## EXERCISE:
Find the word "Civile" in the data. Return every line where it appears.

---*---

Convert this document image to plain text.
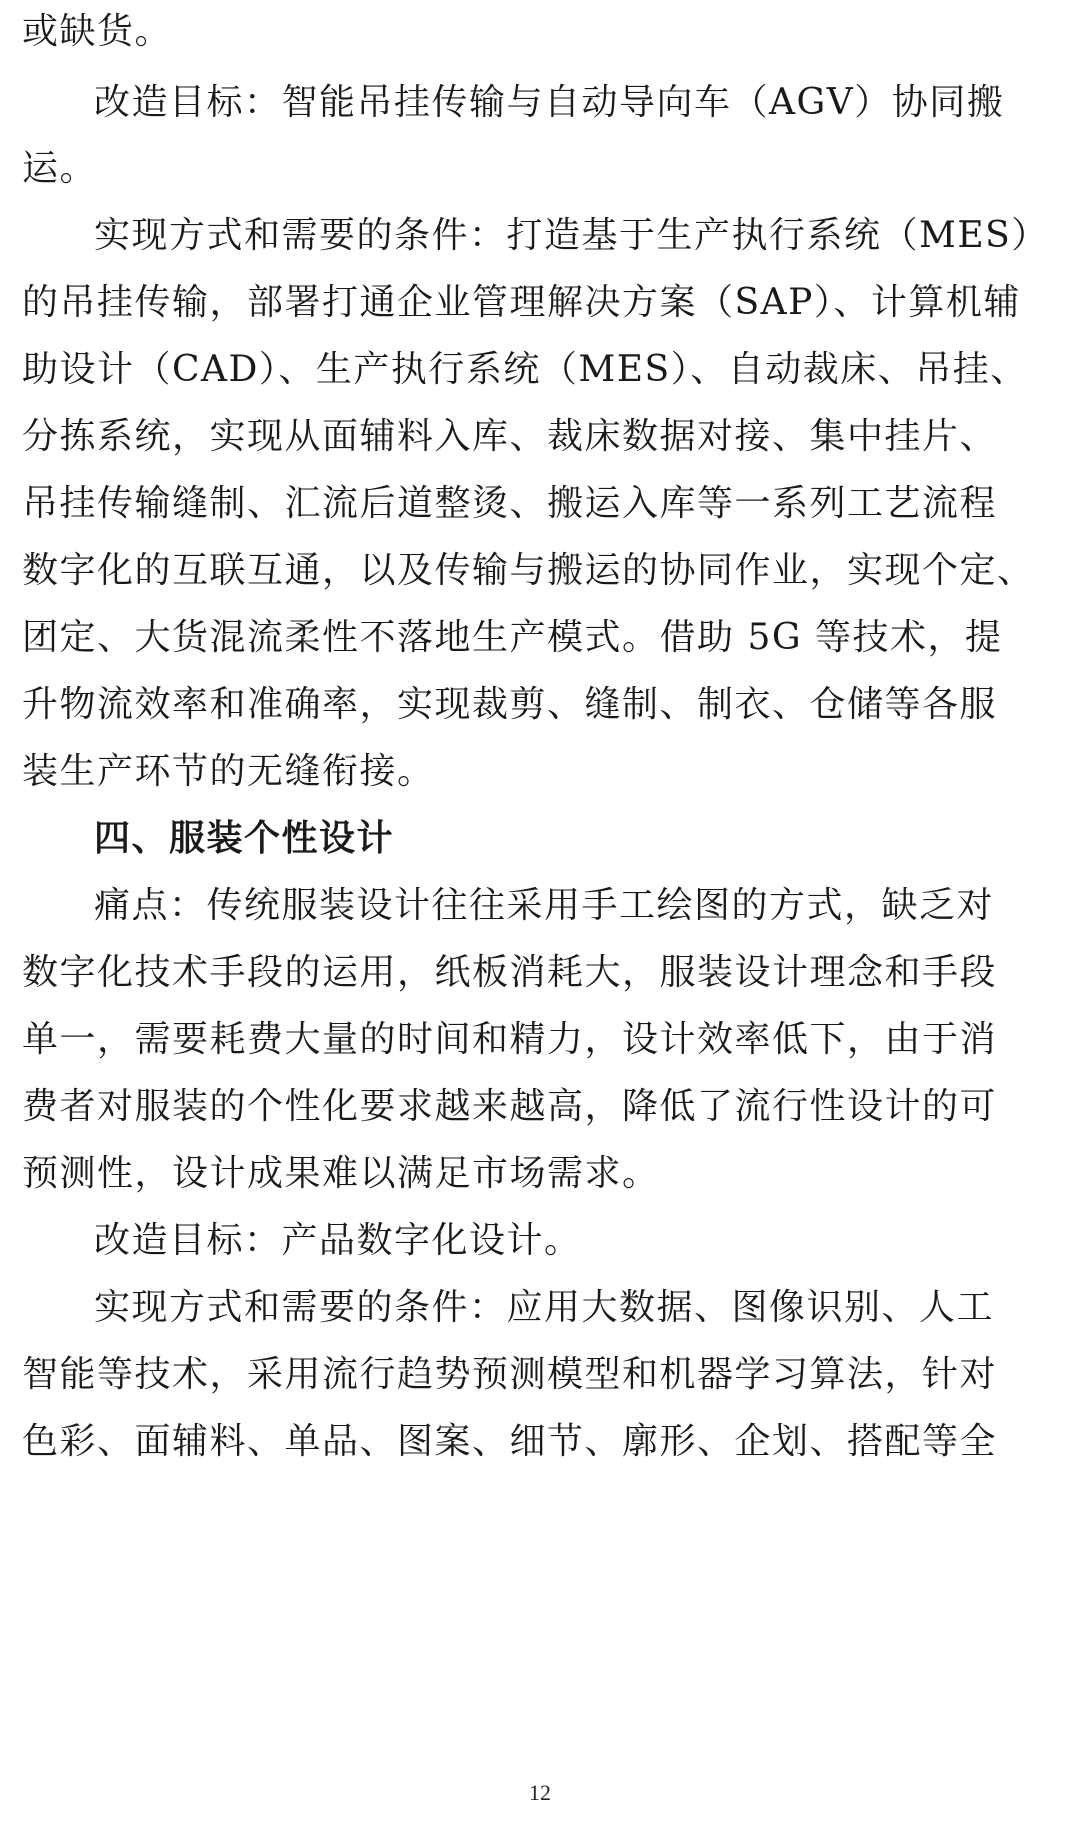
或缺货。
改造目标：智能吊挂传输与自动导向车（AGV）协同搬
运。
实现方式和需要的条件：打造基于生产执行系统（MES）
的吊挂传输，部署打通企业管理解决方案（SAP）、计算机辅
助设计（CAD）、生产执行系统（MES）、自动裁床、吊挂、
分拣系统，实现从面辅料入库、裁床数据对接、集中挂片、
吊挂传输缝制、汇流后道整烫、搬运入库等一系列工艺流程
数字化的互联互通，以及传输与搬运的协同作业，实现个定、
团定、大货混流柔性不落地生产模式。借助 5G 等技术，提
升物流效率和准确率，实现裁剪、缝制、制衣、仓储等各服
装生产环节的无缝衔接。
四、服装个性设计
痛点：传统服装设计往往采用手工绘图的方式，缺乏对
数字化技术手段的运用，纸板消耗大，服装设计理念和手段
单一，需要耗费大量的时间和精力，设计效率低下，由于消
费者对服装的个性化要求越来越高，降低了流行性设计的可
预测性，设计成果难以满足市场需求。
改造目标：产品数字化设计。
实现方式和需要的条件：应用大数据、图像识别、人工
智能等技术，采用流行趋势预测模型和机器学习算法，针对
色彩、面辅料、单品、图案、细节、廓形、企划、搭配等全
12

---*---

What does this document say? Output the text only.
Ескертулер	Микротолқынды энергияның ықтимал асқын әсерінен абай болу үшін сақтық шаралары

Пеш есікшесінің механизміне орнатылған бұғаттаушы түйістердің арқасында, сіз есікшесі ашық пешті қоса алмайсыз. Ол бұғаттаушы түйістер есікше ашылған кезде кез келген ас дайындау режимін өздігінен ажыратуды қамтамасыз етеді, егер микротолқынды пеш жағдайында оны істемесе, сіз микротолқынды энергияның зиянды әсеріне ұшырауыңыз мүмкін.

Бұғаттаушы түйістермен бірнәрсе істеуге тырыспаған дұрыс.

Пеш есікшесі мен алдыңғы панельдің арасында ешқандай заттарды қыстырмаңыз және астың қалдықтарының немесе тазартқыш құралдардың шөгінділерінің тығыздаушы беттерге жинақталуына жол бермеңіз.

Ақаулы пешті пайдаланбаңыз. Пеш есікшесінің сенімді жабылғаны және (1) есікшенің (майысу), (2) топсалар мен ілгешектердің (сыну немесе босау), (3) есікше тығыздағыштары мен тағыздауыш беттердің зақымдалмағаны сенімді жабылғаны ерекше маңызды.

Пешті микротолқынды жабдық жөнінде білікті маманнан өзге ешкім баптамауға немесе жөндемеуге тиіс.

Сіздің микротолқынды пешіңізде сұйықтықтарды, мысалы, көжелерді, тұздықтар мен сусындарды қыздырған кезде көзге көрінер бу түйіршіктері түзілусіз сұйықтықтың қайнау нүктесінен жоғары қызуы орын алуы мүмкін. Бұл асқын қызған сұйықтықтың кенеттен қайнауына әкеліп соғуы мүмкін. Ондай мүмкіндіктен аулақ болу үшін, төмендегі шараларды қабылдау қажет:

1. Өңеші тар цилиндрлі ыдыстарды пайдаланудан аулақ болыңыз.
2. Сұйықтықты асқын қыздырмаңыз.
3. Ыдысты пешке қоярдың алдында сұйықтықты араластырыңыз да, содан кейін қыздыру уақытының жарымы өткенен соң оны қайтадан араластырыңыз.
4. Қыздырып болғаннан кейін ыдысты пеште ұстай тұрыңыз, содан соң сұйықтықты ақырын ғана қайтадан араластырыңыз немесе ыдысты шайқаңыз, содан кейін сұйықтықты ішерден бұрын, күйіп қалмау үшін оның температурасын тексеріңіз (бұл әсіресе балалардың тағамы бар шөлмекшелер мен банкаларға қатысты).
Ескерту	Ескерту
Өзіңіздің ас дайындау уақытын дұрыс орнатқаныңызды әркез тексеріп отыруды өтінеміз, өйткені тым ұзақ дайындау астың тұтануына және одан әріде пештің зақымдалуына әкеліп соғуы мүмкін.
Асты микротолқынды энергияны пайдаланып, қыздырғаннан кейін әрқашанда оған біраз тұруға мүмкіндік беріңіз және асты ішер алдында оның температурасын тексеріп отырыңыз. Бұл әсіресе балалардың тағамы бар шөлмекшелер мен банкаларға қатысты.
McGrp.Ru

---*---

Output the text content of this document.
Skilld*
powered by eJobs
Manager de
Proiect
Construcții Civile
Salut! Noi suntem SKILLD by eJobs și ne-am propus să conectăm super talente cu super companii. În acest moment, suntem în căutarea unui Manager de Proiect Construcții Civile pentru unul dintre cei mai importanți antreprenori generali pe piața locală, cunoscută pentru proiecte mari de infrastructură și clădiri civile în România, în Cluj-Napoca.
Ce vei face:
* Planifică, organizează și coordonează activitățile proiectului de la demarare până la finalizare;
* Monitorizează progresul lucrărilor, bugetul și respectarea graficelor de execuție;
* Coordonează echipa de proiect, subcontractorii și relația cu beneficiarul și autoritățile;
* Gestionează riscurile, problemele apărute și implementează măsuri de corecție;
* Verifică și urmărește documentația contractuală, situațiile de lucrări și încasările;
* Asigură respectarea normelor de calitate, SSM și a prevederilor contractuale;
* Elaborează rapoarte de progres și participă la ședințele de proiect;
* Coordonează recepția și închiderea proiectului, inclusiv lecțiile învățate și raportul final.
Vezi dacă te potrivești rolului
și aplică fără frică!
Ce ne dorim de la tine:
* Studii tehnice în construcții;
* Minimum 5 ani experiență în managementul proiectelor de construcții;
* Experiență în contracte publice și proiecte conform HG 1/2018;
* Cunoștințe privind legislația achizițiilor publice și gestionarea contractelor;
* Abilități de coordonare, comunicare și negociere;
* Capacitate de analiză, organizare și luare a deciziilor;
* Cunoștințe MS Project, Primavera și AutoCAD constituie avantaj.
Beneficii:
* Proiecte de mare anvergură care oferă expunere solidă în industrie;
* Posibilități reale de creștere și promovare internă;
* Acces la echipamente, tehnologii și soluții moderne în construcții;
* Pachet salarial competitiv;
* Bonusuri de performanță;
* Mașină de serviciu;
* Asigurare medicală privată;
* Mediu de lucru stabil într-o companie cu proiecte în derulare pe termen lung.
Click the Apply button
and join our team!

---*---

## RESULT FOR THIS EXERCISE:
Construcții Civile
Salut! Noi suntem SKILLD by eJobs și ne-am propus să conectăm super talente cu super companii. În acest moment, suntem în căutarea unui Manager de Proiect Construcții Civile pentru unul dintre cei mai importanți antreprenori generali pe piața locală, cunoscută pentru proiecte mari de infrastructură și clădiri civile în România, în Cluj-Napoca.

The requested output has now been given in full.